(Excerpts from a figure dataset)

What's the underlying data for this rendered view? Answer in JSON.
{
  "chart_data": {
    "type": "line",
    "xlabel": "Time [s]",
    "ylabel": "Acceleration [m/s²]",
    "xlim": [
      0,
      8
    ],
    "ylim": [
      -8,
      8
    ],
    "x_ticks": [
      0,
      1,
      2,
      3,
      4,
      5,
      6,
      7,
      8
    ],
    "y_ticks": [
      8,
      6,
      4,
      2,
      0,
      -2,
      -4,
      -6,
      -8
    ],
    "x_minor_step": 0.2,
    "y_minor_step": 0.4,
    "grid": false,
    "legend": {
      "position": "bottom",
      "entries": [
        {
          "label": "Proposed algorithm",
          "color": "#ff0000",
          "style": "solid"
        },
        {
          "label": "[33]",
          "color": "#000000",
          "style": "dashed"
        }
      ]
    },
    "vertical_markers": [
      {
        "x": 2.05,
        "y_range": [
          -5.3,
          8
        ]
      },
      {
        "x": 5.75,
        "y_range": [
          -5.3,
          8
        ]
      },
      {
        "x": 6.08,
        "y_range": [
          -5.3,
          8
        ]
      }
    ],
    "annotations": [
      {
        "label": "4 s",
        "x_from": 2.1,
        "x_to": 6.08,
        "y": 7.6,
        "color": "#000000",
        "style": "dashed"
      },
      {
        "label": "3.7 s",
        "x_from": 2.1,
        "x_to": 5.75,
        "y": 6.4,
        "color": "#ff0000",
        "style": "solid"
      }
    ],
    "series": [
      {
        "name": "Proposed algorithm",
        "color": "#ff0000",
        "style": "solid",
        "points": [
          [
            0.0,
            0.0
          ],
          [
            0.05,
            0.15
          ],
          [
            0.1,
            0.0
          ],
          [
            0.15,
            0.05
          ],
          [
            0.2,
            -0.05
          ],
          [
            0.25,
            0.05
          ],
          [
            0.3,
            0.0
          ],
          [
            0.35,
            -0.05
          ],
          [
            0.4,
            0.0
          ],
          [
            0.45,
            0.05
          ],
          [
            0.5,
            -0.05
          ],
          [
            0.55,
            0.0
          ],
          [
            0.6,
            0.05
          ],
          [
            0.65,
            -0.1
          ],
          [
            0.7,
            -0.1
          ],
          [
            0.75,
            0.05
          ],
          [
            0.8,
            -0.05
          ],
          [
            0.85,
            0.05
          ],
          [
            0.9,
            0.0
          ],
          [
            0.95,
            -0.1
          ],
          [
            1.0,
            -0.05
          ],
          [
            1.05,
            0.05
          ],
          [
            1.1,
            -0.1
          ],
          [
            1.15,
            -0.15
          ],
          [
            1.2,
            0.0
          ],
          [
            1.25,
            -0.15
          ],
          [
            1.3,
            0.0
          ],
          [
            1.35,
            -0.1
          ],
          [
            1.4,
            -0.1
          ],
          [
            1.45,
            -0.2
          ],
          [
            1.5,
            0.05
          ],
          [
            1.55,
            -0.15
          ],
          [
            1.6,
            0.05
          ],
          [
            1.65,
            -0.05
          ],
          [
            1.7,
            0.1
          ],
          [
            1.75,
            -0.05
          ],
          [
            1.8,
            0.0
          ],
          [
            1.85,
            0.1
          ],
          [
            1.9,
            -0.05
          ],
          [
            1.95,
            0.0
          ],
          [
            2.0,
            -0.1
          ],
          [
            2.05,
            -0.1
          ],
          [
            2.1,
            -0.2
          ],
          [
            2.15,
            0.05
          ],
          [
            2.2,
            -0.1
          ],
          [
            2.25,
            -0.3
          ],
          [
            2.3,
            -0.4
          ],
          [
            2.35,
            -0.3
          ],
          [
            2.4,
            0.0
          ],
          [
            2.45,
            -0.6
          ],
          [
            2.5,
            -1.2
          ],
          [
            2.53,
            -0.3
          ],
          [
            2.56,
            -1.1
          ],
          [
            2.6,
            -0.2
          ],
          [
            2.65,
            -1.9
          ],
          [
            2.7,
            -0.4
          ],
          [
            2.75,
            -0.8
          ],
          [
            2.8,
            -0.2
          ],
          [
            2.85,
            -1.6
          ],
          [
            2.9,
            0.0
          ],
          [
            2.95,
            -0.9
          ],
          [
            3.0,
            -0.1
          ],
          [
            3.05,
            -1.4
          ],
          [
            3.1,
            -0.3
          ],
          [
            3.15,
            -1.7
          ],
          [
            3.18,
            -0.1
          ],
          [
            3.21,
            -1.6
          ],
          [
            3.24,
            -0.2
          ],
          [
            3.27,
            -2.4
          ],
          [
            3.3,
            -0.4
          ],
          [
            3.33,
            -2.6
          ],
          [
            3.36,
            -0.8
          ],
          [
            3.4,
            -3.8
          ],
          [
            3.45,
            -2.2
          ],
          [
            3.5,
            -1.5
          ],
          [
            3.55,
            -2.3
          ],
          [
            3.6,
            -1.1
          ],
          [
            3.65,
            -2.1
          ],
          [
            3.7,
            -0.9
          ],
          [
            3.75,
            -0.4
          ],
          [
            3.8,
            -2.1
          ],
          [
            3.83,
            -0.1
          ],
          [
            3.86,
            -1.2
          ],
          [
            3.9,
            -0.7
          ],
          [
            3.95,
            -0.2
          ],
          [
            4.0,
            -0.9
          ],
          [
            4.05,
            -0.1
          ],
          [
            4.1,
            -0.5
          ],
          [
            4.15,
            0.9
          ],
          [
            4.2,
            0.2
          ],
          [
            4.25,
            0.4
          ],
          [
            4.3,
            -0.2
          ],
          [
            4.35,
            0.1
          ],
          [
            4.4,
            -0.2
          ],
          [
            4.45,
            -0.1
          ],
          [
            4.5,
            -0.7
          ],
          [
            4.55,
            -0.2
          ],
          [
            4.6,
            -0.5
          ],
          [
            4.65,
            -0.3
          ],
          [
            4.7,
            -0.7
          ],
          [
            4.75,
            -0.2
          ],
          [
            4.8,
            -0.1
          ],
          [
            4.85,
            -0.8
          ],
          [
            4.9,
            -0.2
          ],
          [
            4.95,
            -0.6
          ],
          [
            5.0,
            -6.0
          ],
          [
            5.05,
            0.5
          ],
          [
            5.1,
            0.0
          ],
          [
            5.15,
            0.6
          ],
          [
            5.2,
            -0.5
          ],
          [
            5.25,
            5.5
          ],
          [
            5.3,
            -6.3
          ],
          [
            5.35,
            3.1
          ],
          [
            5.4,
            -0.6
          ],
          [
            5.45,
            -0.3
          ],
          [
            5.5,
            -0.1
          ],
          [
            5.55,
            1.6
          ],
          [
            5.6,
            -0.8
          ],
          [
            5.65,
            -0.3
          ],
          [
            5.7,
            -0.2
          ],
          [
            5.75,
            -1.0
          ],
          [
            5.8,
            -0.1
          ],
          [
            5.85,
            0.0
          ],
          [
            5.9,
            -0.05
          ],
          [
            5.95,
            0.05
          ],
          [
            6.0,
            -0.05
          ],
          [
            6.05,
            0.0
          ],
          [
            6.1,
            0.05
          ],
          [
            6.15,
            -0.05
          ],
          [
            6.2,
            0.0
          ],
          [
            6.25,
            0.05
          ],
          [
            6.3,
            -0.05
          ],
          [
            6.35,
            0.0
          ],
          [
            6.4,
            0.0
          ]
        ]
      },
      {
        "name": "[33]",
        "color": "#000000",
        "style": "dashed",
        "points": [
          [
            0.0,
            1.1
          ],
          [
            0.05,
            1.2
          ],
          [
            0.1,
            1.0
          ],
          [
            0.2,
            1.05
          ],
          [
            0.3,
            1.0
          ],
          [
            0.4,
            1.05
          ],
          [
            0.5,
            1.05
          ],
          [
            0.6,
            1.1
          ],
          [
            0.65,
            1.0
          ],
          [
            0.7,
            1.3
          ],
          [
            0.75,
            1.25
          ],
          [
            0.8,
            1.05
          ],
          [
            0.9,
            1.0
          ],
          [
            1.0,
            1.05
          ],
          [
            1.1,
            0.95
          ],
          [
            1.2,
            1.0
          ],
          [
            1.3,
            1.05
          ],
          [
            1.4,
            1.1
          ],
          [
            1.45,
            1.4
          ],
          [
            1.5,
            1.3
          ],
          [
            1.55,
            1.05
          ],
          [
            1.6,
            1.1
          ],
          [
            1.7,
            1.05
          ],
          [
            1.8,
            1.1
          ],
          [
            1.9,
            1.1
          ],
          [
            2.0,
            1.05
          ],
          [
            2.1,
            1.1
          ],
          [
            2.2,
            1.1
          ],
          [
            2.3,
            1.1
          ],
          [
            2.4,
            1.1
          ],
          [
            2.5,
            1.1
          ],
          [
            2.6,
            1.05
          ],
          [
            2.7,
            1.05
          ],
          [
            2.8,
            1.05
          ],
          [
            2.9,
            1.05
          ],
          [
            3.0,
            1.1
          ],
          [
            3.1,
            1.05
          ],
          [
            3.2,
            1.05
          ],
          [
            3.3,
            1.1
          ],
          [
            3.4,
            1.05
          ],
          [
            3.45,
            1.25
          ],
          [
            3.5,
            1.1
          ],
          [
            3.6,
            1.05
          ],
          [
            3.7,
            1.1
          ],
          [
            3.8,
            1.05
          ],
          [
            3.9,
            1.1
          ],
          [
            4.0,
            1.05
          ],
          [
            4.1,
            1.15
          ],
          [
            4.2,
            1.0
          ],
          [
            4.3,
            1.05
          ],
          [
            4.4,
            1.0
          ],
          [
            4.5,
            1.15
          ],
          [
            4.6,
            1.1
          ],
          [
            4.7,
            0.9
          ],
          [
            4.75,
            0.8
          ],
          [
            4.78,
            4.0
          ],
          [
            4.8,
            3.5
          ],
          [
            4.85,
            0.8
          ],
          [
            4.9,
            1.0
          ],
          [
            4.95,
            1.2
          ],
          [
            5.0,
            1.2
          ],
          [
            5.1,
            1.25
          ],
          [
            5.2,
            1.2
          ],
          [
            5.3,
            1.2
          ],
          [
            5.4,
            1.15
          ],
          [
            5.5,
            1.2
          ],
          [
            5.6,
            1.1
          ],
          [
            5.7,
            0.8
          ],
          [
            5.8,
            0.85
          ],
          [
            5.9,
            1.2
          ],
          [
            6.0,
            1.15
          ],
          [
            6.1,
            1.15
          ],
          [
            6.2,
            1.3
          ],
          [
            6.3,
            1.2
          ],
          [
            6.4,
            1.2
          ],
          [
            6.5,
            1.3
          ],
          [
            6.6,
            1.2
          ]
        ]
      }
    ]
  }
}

**WHAT TO PRODUCE:** List all lines where "algorithm" occurs.

**ANSWER TO THIS TASK:**
          "label": "Proposed algorithm",
        "name": "Proposed algorithm",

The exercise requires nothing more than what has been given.